THE TASK: Will you restate verbatim the lines running from the line with "Read all visible content and emit it as JSON." to the end of the data, leaving out everything else?

=-=-=

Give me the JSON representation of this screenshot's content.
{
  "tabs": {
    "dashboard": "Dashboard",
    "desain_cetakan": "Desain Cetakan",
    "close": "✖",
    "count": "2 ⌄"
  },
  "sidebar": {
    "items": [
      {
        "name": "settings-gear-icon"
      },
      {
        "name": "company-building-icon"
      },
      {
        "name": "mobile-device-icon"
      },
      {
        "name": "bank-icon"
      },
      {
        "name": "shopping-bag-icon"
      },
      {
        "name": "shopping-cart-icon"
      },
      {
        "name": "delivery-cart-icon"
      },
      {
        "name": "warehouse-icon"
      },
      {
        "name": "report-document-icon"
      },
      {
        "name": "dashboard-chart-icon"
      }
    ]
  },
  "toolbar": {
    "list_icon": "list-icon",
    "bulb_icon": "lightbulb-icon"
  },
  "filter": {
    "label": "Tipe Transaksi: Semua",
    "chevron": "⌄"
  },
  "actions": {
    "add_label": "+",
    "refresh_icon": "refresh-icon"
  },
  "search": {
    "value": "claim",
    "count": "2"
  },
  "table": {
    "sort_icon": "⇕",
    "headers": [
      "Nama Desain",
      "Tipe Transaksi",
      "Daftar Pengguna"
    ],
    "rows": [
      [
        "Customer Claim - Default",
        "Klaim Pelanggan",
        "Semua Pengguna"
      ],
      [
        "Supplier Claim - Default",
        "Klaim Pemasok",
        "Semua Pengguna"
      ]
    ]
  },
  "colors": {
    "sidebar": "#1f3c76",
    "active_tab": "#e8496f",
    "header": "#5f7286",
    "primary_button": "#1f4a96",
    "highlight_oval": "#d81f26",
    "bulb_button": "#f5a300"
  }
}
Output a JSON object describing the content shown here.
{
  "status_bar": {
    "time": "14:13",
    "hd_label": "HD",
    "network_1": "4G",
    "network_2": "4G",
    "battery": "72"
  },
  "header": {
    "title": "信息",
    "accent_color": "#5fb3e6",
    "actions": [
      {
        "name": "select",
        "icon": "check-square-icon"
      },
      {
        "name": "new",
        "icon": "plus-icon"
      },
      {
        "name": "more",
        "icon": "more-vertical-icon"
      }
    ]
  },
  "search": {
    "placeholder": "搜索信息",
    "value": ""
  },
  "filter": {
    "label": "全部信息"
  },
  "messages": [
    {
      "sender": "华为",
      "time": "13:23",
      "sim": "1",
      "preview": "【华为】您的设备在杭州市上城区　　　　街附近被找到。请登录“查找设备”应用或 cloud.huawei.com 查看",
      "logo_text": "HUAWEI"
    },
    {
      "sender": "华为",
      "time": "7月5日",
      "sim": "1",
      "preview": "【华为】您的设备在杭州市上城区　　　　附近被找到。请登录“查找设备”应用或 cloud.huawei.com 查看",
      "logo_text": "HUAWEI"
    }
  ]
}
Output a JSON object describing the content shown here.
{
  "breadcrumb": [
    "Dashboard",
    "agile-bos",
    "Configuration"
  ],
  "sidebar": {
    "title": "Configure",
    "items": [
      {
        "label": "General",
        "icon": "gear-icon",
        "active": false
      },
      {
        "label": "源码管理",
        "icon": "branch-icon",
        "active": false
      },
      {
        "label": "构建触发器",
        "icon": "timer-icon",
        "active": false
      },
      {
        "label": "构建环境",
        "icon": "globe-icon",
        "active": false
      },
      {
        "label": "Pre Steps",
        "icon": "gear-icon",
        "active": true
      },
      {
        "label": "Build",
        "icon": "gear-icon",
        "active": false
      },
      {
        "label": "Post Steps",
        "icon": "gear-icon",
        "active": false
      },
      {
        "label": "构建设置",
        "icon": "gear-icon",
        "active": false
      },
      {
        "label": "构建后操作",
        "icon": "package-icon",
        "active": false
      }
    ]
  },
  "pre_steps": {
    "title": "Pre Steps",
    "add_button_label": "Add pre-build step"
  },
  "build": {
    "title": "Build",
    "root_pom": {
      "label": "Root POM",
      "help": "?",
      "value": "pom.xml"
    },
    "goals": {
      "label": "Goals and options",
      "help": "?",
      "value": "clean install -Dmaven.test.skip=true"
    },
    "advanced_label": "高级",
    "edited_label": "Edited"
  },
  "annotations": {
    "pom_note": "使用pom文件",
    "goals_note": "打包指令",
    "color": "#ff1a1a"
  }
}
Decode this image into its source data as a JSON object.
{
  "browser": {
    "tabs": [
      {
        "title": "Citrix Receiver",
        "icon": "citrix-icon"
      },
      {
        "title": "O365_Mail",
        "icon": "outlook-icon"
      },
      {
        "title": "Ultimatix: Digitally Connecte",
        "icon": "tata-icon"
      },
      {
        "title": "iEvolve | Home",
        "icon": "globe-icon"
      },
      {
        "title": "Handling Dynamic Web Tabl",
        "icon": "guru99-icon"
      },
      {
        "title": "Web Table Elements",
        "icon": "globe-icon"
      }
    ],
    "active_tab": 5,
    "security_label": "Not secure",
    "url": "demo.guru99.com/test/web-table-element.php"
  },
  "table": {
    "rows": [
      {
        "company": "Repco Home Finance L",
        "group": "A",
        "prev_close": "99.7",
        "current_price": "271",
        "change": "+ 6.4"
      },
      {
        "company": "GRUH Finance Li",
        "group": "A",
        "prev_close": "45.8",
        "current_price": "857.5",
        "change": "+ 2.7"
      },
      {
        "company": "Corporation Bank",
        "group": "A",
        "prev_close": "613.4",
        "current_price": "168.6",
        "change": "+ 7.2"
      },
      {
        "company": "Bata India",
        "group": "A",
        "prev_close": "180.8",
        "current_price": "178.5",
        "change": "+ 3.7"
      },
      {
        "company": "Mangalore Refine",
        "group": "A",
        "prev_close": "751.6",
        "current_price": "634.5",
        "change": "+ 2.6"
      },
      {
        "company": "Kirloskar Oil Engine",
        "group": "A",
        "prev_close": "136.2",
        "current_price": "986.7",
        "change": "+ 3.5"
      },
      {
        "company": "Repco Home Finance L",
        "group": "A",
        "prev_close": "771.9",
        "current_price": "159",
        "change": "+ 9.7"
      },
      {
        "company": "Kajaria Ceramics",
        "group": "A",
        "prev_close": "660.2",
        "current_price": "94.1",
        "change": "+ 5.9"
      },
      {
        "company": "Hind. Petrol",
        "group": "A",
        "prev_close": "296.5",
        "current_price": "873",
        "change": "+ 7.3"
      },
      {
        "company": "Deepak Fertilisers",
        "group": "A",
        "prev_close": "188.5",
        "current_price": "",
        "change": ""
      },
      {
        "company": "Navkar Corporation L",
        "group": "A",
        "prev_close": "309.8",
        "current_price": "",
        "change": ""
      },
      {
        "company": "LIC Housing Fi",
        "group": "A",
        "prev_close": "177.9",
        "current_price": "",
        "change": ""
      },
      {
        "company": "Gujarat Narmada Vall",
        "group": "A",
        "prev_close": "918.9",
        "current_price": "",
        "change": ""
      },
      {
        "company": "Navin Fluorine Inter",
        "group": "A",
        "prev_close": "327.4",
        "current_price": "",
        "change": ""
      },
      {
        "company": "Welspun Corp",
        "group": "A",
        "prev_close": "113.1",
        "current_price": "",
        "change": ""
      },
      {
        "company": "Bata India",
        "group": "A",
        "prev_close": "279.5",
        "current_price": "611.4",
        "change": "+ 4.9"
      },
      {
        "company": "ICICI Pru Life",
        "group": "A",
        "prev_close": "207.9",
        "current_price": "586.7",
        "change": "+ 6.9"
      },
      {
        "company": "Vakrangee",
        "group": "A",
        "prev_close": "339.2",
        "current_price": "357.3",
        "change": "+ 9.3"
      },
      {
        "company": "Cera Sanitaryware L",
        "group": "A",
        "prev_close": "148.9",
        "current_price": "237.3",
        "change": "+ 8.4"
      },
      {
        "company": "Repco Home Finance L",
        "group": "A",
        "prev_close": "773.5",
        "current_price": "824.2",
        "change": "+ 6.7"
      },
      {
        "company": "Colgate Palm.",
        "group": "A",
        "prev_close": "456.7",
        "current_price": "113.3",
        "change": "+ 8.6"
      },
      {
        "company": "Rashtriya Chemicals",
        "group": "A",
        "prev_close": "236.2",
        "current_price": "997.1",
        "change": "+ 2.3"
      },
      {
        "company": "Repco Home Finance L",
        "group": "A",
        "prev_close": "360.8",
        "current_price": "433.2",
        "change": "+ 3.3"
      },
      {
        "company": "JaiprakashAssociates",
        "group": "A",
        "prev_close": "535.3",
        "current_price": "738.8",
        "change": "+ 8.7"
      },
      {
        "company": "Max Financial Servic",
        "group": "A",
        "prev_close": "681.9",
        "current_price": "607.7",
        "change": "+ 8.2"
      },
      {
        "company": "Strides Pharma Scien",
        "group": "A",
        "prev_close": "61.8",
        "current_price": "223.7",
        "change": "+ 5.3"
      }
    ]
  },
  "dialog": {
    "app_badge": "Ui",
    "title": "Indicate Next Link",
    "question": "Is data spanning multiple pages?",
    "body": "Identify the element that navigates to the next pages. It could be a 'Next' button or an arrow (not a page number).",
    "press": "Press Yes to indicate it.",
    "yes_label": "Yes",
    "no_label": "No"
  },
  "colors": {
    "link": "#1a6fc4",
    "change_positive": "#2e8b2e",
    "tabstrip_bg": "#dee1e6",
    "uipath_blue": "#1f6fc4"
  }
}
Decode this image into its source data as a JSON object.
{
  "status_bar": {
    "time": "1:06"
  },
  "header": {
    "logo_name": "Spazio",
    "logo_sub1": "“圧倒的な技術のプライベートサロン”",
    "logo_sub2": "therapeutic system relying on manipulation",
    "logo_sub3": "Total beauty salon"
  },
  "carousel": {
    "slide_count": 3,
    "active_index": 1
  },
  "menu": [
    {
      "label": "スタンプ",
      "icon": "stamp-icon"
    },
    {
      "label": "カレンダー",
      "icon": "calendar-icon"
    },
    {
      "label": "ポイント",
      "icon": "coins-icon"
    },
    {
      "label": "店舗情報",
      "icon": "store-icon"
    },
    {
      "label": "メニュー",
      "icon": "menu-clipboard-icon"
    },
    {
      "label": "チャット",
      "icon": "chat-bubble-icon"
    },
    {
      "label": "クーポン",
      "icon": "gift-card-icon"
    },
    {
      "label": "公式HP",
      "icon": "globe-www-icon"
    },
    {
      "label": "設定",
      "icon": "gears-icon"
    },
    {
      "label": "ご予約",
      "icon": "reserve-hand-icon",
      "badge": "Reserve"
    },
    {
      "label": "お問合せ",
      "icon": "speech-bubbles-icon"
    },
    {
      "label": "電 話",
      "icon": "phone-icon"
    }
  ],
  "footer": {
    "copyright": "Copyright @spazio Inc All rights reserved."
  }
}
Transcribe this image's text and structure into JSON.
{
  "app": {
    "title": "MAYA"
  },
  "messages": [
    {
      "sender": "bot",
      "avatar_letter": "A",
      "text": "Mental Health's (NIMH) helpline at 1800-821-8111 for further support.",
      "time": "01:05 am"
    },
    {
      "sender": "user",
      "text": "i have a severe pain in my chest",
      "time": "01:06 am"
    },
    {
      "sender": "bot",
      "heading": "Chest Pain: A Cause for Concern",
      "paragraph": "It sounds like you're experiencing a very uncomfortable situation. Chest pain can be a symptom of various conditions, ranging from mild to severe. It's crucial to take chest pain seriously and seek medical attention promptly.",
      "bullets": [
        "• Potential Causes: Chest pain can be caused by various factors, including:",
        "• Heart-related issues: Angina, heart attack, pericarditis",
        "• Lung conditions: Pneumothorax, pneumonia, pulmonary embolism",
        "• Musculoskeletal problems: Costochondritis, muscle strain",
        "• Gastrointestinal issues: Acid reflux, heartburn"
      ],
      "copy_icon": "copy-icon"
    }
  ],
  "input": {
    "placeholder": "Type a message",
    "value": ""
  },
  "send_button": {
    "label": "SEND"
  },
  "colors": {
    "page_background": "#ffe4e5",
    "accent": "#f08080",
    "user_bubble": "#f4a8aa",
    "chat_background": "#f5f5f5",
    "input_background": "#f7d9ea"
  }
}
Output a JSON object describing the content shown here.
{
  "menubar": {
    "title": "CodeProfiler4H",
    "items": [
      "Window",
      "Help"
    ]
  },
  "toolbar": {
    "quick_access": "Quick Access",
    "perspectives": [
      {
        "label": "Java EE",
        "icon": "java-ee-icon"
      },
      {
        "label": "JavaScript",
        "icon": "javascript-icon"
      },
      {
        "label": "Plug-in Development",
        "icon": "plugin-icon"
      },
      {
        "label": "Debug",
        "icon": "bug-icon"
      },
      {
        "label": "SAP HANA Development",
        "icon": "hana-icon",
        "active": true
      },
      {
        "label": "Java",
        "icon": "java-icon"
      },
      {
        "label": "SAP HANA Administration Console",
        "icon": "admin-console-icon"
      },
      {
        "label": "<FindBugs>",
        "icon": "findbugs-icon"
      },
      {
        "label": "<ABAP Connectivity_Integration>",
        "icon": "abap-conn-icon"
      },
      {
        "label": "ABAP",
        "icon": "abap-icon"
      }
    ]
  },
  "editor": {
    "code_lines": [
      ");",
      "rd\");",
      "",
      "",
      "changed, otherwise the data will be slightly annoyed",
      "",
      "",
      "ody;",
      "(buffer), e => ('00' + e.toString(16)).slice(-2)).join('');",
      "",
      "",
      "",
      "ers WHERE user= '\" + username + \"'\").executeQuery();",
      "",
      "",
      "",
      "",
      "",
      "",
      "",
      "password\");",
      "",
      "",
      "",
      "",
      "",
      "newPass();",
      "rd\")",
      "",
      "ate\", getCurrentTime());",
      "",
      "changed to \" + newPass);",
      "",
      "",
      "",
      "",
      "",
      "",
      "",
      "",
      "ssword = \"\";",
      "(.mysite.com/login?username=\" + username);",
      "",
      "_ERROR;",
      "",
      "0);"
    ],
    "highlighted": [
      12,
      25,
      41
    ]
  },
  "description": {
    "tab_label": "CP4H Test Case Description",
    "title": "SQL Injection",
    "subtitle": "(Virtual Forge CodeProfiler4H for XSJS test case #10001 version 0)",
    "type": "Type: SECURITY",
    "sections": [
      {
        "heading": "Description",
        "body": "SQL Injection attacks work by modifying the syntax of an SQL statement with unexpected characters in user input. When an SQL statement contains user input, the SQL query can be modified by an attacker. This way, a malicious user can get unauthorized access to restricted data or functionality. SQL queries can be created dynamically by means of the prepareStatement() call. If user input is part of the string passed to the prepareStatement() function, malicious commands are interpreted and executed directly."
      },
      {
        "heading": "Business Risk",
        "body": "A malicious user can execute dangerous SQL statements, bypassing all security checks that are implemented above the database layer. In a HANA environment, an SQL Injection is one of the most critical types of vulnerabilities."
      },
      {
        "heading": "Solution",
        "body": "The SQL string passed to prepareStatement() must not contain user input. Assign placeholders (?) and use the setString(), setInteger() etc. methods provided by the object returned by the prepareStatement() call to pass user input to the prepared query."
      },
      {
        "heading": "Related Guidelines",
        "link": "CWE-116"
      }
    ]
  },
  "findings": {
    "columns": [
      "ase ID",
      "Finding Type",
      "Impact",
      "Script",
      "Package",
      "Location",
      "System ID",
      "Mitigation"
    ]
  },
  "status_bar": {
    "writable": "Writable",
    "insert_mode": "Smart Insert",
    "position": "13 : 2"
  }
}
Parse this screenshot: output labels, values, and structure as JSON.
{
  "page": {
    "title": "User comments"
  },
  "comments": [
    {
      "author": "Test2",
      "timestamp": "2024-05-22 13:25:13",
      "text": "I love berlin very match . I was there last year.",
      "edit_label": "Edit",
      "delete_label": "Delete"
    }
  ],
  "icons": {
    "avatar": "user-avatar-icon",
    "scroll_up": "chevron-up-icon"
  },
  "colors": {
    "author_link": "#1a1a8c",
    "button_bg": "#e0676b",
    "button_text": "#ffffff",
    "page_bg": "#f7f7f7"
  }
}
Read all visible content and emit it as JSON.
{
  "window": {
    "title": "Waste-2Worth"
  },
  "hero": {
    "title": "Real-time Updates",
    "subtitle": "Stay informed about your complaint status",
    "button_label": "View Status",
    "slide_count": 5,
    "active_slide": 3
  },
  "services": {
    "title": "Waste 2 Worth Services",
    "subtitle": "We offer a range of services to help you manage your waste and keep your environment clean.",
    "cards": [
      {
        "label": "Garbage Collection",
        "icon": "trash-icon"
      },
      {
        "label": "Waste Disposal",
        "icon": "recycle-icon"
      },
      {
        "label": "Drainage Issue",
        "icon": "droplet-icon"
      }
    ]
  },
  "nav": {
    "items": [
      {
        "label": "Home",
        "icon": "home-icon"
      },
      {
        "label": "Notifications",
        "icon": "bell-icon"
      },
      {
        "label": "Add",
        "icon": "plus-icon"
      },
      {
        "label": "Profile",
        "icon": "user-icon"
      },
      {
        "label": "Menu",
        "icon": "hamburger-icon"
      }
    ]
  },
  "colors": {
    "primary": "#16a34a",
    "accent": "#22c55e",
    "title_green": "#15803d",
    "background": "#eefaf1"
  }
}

=-=-=

FULL ANSWER:
Read all visible content and emit it as JSON.
{
  "window": {
    "title": "Waste-2Worth"
  },
  "hero": {
    "title": "Real-time Updates",
    "subtitle": "Stay informed about your complaint status",
    "button_label": "View Status",
    "slide_count": 5,
    "active_slide": 3
  },
  "services": {
    "title": "Waste 2 Worth Services",
    "subtitle": "We offer a range of services to help you manage your waste and keep your environment clean.",
    "cards": [
      {
        "label": "Garbage Collection",
        "icon": "trash-icon"
      },
      {
        "label": "Waste Disposal",
        "icon": "recycle-icon"
      },
      {
        "label": "Drainage Issue",
        "icon": "droplet-icon"
      }
    ]
  },
  "nav": {
    "items": [
      {
        "label": "Home",
        "icon": "home-icon"
      },
      {
        "label": "Notifications",
        "icon": "bell-icon"
      },
      {
        "label": "Add",
        "icon": "plus-icon"
      },
      {
        "label": "Profile",
        "icon": "user-icon"
      },
      {
        "label": "Menu",
        "icon": "hamburger-icon"
      }
    ]
  },
  "colors": {
    "primary": "#16a34a",
    "accent": "#22c55e",
    "title_green": "#15803d",
    "background": "#eefaf1"
  }
}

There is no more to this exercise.